— Directions for this task —
The listing below should be written out exactly; please include all of it.

— Data provided —

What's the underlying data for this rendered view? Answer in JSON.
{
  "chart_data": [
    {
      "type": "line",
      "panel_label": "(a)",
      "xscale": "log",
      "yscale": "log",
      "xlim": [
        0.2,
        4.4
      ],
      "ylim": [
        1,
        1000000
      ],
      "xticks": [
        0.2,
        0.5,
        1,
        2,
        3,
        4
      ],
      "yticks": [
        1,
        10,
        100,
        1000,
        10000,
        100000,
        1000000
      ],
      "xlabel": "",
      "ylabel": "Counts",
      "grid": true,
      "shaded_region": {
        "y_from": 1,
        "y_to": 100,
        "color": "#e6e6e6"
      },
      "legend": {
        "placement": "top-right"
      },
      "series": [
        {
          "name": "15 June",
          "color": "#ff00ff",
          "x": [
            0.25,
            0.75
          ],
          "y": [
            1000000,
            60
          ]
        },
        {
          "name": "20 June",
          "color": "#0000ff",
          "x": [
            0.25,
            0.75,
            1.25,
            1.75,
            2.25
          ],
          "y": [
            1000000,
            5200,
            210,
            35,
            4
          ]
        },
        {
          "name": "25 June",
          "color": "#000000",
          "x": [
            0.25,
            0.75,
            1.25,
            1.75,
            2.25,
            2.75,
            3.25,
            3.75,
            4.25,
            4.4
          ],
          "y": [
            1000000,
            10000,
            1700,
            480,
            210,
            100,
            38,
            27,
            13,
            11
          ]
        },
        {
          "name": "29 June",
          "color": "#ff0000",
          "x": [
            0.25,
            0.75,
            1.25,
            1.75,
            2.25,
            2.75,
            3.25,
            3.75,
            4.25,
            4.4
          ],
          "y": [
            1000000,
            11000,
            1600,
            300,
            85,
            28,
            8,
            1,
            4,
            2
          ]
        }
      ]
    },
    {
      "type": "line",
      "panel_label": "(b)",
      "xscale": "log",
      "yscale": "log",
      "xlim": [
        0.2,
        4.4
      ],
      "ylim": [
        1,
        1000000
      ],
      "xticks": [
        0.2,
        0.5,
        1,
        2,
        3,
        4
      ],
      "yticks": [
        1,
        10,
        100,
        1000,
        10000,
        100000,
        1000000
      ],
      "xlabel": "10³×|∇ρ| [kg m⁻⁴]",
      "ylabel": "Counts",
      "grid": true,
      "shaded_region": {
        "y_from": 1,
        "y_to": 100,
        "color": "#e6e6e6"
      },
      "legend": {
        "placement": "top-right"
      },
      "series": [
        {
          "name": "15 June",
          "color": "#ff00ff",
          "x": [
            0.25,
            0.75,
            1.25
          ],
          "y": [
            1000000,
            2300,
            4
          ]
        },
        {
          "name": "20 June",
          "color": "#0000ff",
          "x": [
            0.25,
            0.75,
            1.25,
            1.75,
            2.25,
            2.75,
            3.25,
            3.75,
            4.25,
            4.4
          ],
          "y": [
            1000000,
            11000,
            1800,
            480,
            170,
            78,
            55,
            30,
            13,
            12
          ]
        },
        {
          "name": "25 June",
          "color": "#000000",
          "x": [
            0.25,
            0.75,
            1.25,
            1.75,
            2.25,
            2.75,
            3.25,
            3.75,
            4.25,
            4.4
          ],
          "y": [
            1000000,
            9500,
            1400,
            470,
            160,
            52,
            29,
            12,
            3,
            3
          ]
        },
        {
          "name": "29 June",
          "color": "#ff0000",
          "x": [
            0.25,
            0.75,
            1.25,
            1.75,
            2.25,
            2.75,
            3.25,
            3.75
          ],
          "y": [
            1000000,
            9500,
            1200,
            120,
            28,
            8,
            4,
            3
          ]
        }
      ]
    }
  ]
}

— Exercise response —
What's the underlying data for this rendered view? Answer in JSON.
{
  "chart_data": [
    {
      "type": "line",
      "panel_label": "(a)",
      "xscale": "log",
      "yscale": "log",
      "xlim": [
        0.2,
        4.4
      ],
      "ylim": [
        1,
        1000000
      ],
      "xticks": [
        0.2,
        0.5,
        1,
        2,
        3,
        4
      ],
      "yticks": [
        1,
        10,
        100,
        1000,
        10000,
        100000,
        1000000
      ],
      "xlabel": "",
      "ylabel": "Counts",
      "grid": true,
      "shaded_region": {
        "y_from": 1,
        "y_to": 100,
        "color": "#e6e6e6"
      },
      "legend": {
        "placement": "top-right"
      },
      "series": [
        {
          "name": "15 June",
          "color": "#ff00ff",
          "x": [
            0.25,
            0.75
          ],
          "y": [
            1000000,
            60
          ]
        },
        {
          "name": "20 June",
          "color": "#0000ff",
          "x": [
            0.25,
            0.75,
            1.25,
            1.75,
            2.25
          ],
          "y": [
            1000000,
            5200,
            210,
            35,
            4
          ]
        },
        {
          "name": "25 June",
          "color": "#000000",
          "x": [
            0.25,
            0.75,
            1.25,
            1.75,
            2.25,
            2.75,
            3.25,
            3.75,
            4.25,
            4.4
          ],
          "y": [
            1000000,
            10000,
            1700,
            480,
            210,
            100,
            38,
            27,
            13,
            11
          ]
        },
        {
          "name": "29 June",
          "color": "#ff0000",
          "x": [
            0.25,
            0.75,
            1.25,
            1.75,
            2.25,
            2.75,
            3.25,
            3.75,
            4.25,
            4.4
          ],
          "y": [
            1000000,
            11000,
            1600,
            300,
            85,
            28,
            8,
            1,
            4,
            2
          ]
        }
      ]
    },
    {
      "type": "line",
      "panel_label": "(b)",
      "xscale": "log",
      "yscale": "log",
      "xlim": [
        0.2,
        4.4
      ],
      "ylim": [
        1,
        1000000
      ],
      "xticks": [
        0.2,
        0.5,
        1,
        2,
        3,
        4
      ],
      "yticks": [
        1,
        10,
        100,
        1000,
        10000,
        100000,
        1000000
      ],
      "xlabel": "10³×|∇ρ| [kg m⁻⁴]",
      "ylabel": "Counts",
      "grid": true,
      "shaded_region": {
        "y_from": 1,
        "y_to": 100,
        "color": "#e6e6e6"
      },
      "legend": {
        "placement": "top-right"
      },
      "series": [
        {
          "name": "15 June",
          "color": "#ff00ff",
          "x": [
            0.25,
            0.75,
            1.25
          ],
          "y": [
            1000000,
            2300,
            4
          ]
        },
        {
          "name": "20 June",
          "color": "#0000ff",
          "x": [
            0.25,
            0.75,
            1.25,
            1.75,
            2.25,
            2.75,
            3.25,
            3.75,
            4.25,
            4.4
          ],
          "y": [
            1000000,
            11000,
            1800,
            480,
            170,
            78,
            55,
            30,
            13,
            12
          ]
        },
        {
          "name": "25 June",
          "color": "#000000",
          "x": [
            0.25,
            0.75,
            1.25,
            1.75,
            2.25,
            2.75,
            3.25,
            3.75,
            4.25,
            4.4
          ],
          "y": [
            1000000,
            9500,
            1400,
            470,
            160,
            52,
            29,
            12,
            3,
            3
          ]
        },
        {
          "name": "29 June",
          "color": "#ff0000",
          "x": [
            0.25,
            0.75,
            1.25,
            1.75,
            2.25,
            2.75,
            3.25,
            3.75
          ],
          "y": [
            1000000,
            9500,
            1200,
            120,
            28,
            8,
            4,
            3
          ]
        }
      ]
    }
  ]
}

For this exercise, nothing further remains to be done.